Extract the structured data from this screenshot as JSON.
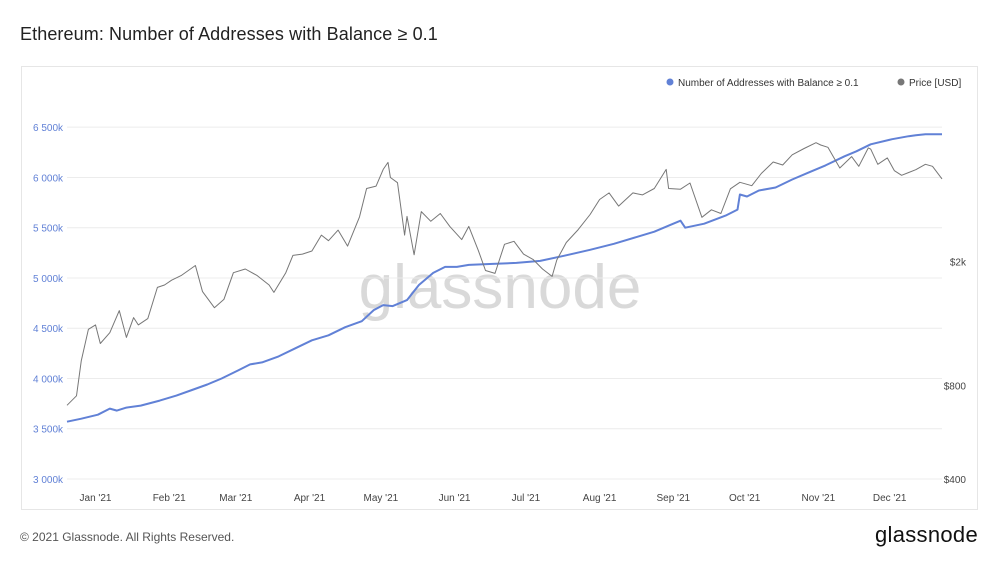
{
  "page": {
    "title": "Ethereum: Number of Addresses with Balance ≥ 0.1",
    "copyright": "© 2021 Glassnode. All Rights Reserved.",
    "logo": "glassnode",
    "watermark": "glassnode"
  },
  "chart_data": {
    "type": "line",
    "title": "Ethereum: Number of Addresses with Balance ≥ 0.1",
    "legend": {
      "placement": "top-right",
      "entries": [
        {
          "label": "Number of Addresses with Balance ≥ 0.1",
          "color": "#6181d6"
        },
        {
          "label": "Price [USD]",
          "color": "#777777"
        }
      ]
    },
    "x_ticks": [
      "Jan '21",
      "Feb '21",
      "Mar '21",
      "Apr '21",
      "May '21",
      "Jun '21",
      "Jul '21",
      "Aug '21",
      "Sep '21",
      "Oct '21",
      "Nov '21",
      "Dec '21"
    ],
    "x_tick_dates": [
      "2021-01-01",
      "2021-02-01",
      "2021-03-01",
      "2021-04-01",
      "2021-05-01",
      "2021-06-01",
      "2021-07-01",
      "2021-08-01",
      "2021-09-01",
      "2021-10-01",
      "2021-11-01",
      "2021-12-01"
    ],
    "x_range": [
      "2020-12-28",
      "2021-12-31"
    ],
    "y_left": {
      "ticks": [
        "3 000k",
        "3 500k",
        "4 000k",
        "4 500k",
        "5 000k",
        "5 500k",
        "6 000k",
        "6 500k"
      ],
      "tick_values": [
        3000000,
        3500000,
        4000000,
        4500000,
        5000000,
        5500000,
        6000000,
        6500000
      ],
      "range": [
        3000000,
        6850000
      ],
      "color": "#6181d6"
    },
    "y_right": {
      "ticks": [
        "$400",
        "$800",
        "$2k"
      ],
      "tick_values": [
        400,
        800,
        2000
      ],
      "scale": "log",
      "range": [
        400,
        7000
      ]
    },
    "grid": true,
    "series": [
      {
        "name": "Number of Addresses with Balance ≥ 0.1",
        "axis": "left",
        "color": "#6181d6",
        "points": [
          [
            "2020-12-28",
            3570000
          ],
          [
            "2021-01-03",
            3600000
          ],
          [
            "2021-01-10",
            3640000
          ],
          [
            "2021-01-15",
            3700000
          ],
          [
            "2021-01-18",
            3680000
          ],
          [
            "2021-01-22",
            3710000
          ],
          [
            "2021-01-28",
            3730000
          ],
          [
            "2021-02-05",
            3780000
          ],
          [
            "2021-02-12",
            3830000
          ],
          [
            "2021-02-18",
            3880000
          ],
          [
            "2021-02-25",
            3940000
          ],
          [
            "2021-03-03",
            4000000
          ],
          [
            "2021-03-10",
            4080000
          ],
          [
            "2021-03-15",
            4140000
          ],
          [
            "2021-03-20",
            4160000
          ],
          [
            "2021-03-27",
            4220000
          ],
          [
            "2021-04-03",
            4300000
          ],
          [
            "2021-04-10",
            4380000
          ],
          [
            "2021-04-17",
            4430000
          ],
          [
            "2021-04-24",
            4510000
          ],
          [
            "2021-05-01",
            4570000
          ],
          [
            "2021-05-06",
            4680000
          ],
          [
            "2021-05-10",
            4730000
          ],
          [
            "2021-05-14",
            4720000
          ],
          [
            "2021-05-20",
            4780000
          ],
          [
            "2021-05-25",
            4930000
          ],
          [
            "2021-05-31",
            5050000
          ],
          [
            "2021-06-05",
            5110000
          ],
          [
            "2021-06-10",
            5110000
          ],
          [
            "2021-06-15",
            5130000
          ],
          [
            "2021-06-25",
            5140000
          ],
          [
            "2021-07-05",
            5150000
          ],
          [
            "2021-07-10",
            5160000
          ],
          [
            "2021-07-15",
            5170000
          ],
          [
            "2021-07-25",
            5220000
          ],
          [
            "2021-08-05",
            5280000
          ],
          [
            "2021-08-15",
            5340000
          ],
          [
            "2021-08-25",
            5410000
          ],
          [
            "2021-09-01",
            5460000
          ],
          [
            "2021-09-08",
            5530000
          ],
          [
            "2021-09-12",
            5570000
          ],
          [
            "2021-09-14",
            5500000
          ],
          [
            "2021-09-22",
            5540000
          ],
          [
            "2021-10-01",
            5620000
          ],
          [
            "2021-10-06",
            5680000
          ],
          [
            "2021-10-07",
            5830000
          ],
          [
            "2021-10-10",
            5810000
          ],
          [
            "2021-10-15",
            5870000
          ],
          [
            "2021-10-22",
            5900000
          ],
          [
            "2021-10-29",
            5980000
          ],
          [
            "2021-11-05",
            6050000
          ],
          [
            "2021-11-12",
            6120000
          ],
          [
            "2021-11-20",
            6210000
          ],
          [
            "2021-11-25",
            6260000
          ],
          [
            "2021-12-01",
            6330000
          ],
          [
            "2021-12-10",
            6380000
          ],
          [
            "2021-12-17",
            6410000
          ],
          [
            "2021-12-20",
            6420000
          ],
          [
            "2021-12-24",
            6430000
          ],
          [
            "2021-12-31",
            6430000
          ]
        ]
      },
      {
        "name": "Price [USD]",
        "axis": "right",
        "color": "#777777",
        "points": [
          [
            "2020-12-28",
            690
          ],
          [
            "2021-01-01",
            740
          ],
          [
            "2021-01-03",
            960
          ],
          [
            "2021-01-06",
            1210
          ],
          [
            "2021-01-09",
            1250
          ],
          [
            "2021-01-11",
            1090
          ],
          [
            "2021-01-15",
            1180
          ],
          [
            "2021-01-19",
            1390
          ],
          [
            "2021-01-22",
            1140
          ],
          [
            "2021-01-25",
            1320
          ],
          [
            "2021-01-27",
            1250
          ],
          [
            "2021-01-31",
            1310
          ],
          [
            "2021-02-04",
            1650
          ],
          [
            "2021-02-07",
            1680
          ],
          [
            "2021-02-10",
            1740
          ],
          [
            "2021-02-14",
            1800
          ],
          [
            "2021-02-20",
            1940
          ],
          [
            "2021-02-23",
            1600
          ],
          [
            "2021-02-28",
            1420
          ],
          [
            "2021-03-04",
            1510
          ],
          [
            "2021-03-08",
            1840
          ],
          [
            "2021-03-13",
            1890
          ],
          [
            "2021-03-18",
            1800
          ],
          [
            "2021-03-23",
            1680
          ],
          [
            "2021-03-25",
            1590
          ],
          [
            "2021-03-30",
            1840
          ],
          [
            "2021-04-02",
            2090
          ],
          [
            "2021-04-06",
            2110
          ],
          [
            "2021-04-10",
            2160
          ],
          [
            "2021-04-14",
            2430
          ],
          [
            "2021-04-17",
            2330
          ],
          [
            "2021-04-21",
            2520
          ],
          [
            "2021-04-25",
            2240
          ],
          [
            "2021-04-30",
            2780
          ],
          [
            "2021-05-03",
            3430
          ],
          [
            "2021-05-07",
            3490
          ],
          [
            "2021-05-10",
            3950
          ],
          [
            "2021-05-12",
            4160
          ],
          [
            "2021-05-13",
            3720
          ],
          [
            "2021-05-16",
            3580
          ],
          [
            "2021-05-19",
            2430
          ],
          [
            "2021-05-20",
            2790
          ],
          [
            "2021-05-23",
            2100
          ],
          [
            "2021-05-26",
            2890
          ],
          [
            "2021-05-30",
            2690
          ],
          [
            "2021-06-03",
            2850
          ],
          [
            "2021-06-07",
            2590
          ],
          [
            "2021-06-12",
            2350
          ],
          [
            "2021-06-15",
            2590
          ],
          [
            "2021-06-19",
            2170
          ],
          [
            "2021-06-22",
            1870
          ],
          [
            "2021-06-26",
            1830
          ],
          [
            "2021-06-30",
            2270
          ],
          [
            "2021-07-04",
            2320
          ],
          [
            "2021-07-08",
            2110
          ],
          [
            "2021-07-12",
            2030
          ],
          [
            "2021-07-16",
            1890
          ],
          [
            "2021-07-20",
            1790
          ],
          [
            "2021-07-22",
            2020
          ],
          [
            "2021-07-26",
            2300
          ],
          [
            "2021-07-31",
            2530
          ],
          [
            "2021-08-05",
            2830
          ],
          [
            "2021-08-09",
            3160
          ],
          [
            "2021-08-13",
            3320
          ],
          [
            "2021-08-17",
            3010
          ],
          [
            "2021-08-23",
            3320
          ],
          [
            "2021-08-27",
            3270
          ],
          [
            "2021-09-01",
            3430
          ],
          [
            "2021-09-06",
            3950
          ],
          [
            "2021-09-07",
            3430
          ],
          [
            "2021-09-12",
            3410
          ],
          [
            "2021-09-16",
            3570
          ],
          [
            "2021-09-21",
            2770
          ],
          [
            "2021-09-25",
            2930
          ],
          [
            "2021-09-29",
            2850
          ],
          [
            "2021-10-03",
            3420
          ],
          [
            "2021-10-07",
            3590
          ],
          [
            "2021-10-12",
            3500
          ],
          [
            "2021-10-16",
            3830
          ],
          [
            "2021-10-21",
            4170
          ],
          [
            "2021-10-25",
            4080
          ],
          [
            "2021-10-29",
            4400
          ],
          [
            "2021-11-03",
            4610
          ],
          [
            "2021-11-08",
            4810
          ],
          [
            "2021-11-10",
            4730
          ],
          [
            "2021-11-13",
            4650
          ],
          [
            "2021-11-18",
            3990
          ],
          [
            "2021-11-23",
            4340
          ],
          [
            "2021-11-26",
            4040
          ],
          [
            "2021-11-30",
            4630
          ],
          [
            "2021-12-01",
            4590
          ],
          [
            "2021-12-04",
            4100
          ],
          [
            "2021-12-08",
            4300
          ],
          [
            "2021-12-11",
            3910
          ],
          [
            "2021-12-14",
            3780
          ],
          [
            "2021-12-17",
            3860
          ],
          [
            "2021-12-20",
            3940
          ],
          [
            "2021-12-24",
            4100
          ],
          [
            "2021-12-27",
            4040
          ],
          [
            "2021-12-31",
            3680
          ]
        ]
      }
    ]
  }
}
■ ■ ■ ■ ■ ■ ■
What is asked: Pick out the lines above that hold the string "color" and show them.

Expected answer:
          "color": "#6181d6"
          "color": "#777777"
      "color": "#6181d6"
        "color": "#6181d6",
        "color": "#777777",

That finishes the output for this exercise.